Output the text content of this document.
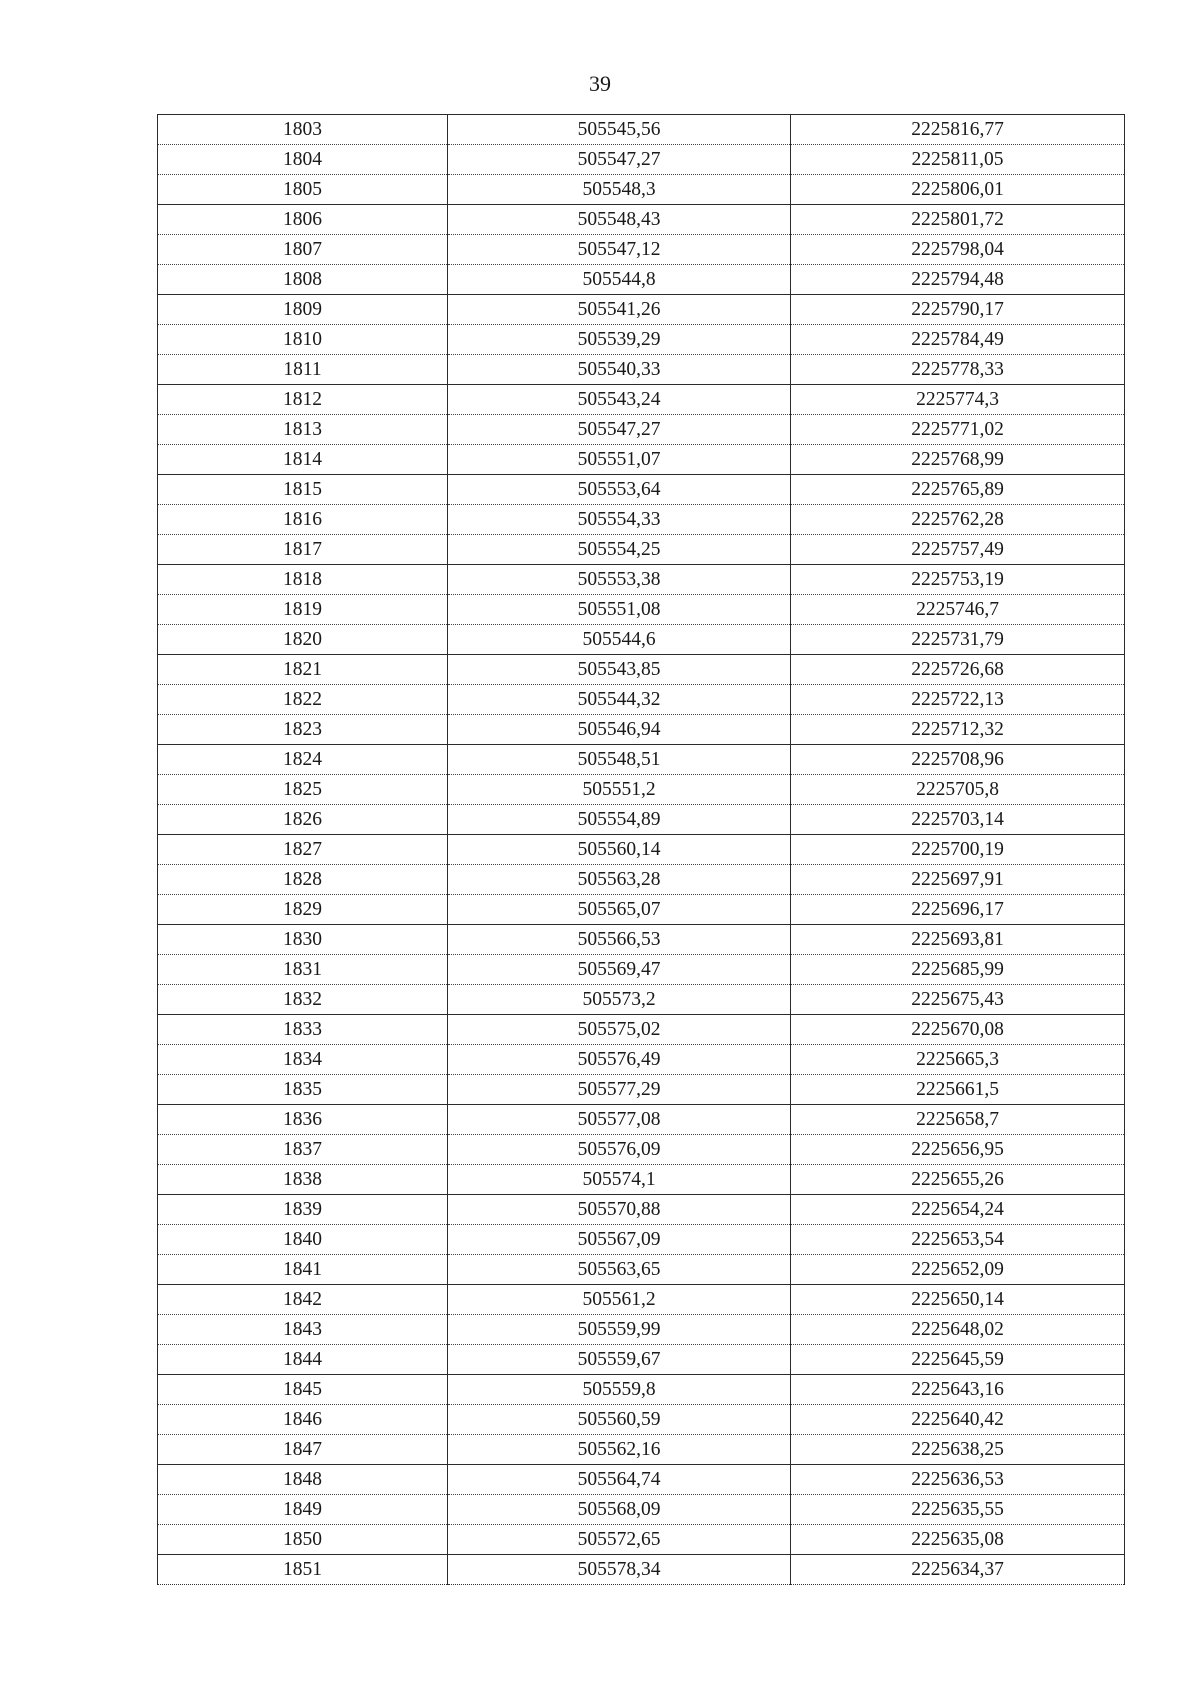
39
1803	505545,56	2225816,77
1804	505547,27	2225811,05
1805	505548,3	2225806,01
1806	505548,43	2225801,72
1807	505547,12	2225798,04
1808	505544,8	2225794,48
1809	505541,26	2225790,17
1810	505539,29	2225784,49
1811	505540,33	2225778,33
1812	505543,24	2225774,3
1813	505547,27	2225771,02
1814	505551,07	2225768,99
1815	505553,64	2225765,89
1816	505554,33	2225762,28
1817	505554,25	2225757,49
1818	505553,38	2225753,19
1819	505551,08	2225746,7
1820	505544,6	2225731,79
1821	505543,85	2225726,68
1822	505544,32	2225722,13
1823	505546,94	2225712,32
1824	505548,51	2225708,96
1825	505551,2	2225705,8
1826	505554,89	2225703,14
1827	505560,14	2225700,19
1828	505563,28	2225697,91
1829	505565,07	2225696,17
1830	505566,53	2225693,81
1831	505569,47	2225685,99
1832	505573,2	2225675,43
1833	505575,02	2225670,08
1834	505576,49	2225665,3
1835	505577,29	2225661,5
1836	505577,08	2225658,7
1837	505576,09	2225656,95
1838	505574,1	2225655,26
1839	505570,88	2225654,24
1840	505567,09	2225653,54
1841	505563,65	2225652,09
1842	505561,2	2225650,14
1843	505559,99	2225648,02
1844	505559,67	2225645,59
1845	505559,8	2225643,16
1846	505560,59	2225640,42
1847	505562,16	2225638,25
1848	505564,74	2225636,53
1849	505568,09	2225635,55
1850	505572,65	2225635,08
1851	505578,34	2225634,37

* EXERCISE REQUIREMENTS
Retype the entries word for word. Omit any images.

* CORRECT RESPONSE
Output the text content of this document.
39
1803	505545,56	2225816,77
1804	505547,27	2225811,05
1805	505548,3	2225806,01
1806	505548,43	2225801,72
1807	505547,12	2225798,04
1808	505544,8	2225794,48
1809	505541,26	2225790,17
1810	505539,29	2225784,49
1811	505540,33	2225778,33
1812	505543,24	2225774,3
1813	505547,27	2225771,02
1814	505551,07	2225768,99
1815	505553,64	2225765,89
1816	505554,33	2225762,28
1817	505554,25	2225757,49
1818	505553,38	2225753,19
1819	505551,08	2225746,7
1820	505544,6	2225731,79
1821	505543,85	2225726,68
1822	505544,32	2225722,13
1823	505546,94	2225712,32
1824	505548,51	2225708,96
1825	505551,2	2225705,8
1826	505554,89	2225703,14
1827	505560,14	2225700,19
1828	505563,28	2225697,91
1829	505565,07	2225696,17
1830	505566,53	2225693,81
1831	505569,47	2225685,99
1832	505573,2	2225675,43
1833	505575,02	2225670,08
1834	505576,49	2225665,3
1835	505577,29	2225661,5
1836	505577,08	2225658,7
1837	505576,09	2225656,95
1838	505574,1	2225655,26
1839	505570,88	2225654,24
1840	505567,09	2225653,54
1841	505563,65	2225652,09
1842	505561,2	2225650,14
1843	505559,99	2225648,02
1844	505559,67	2225645,59
1845	505559,8	2225643,16
1846	505560,59	2225640,42
1847	505562,16	2225638,25
1848	505564,74	2225636,53
1849	505568,09	2225635,55
1850	505572,65	2225635,08
1851	505578,34	2225634,37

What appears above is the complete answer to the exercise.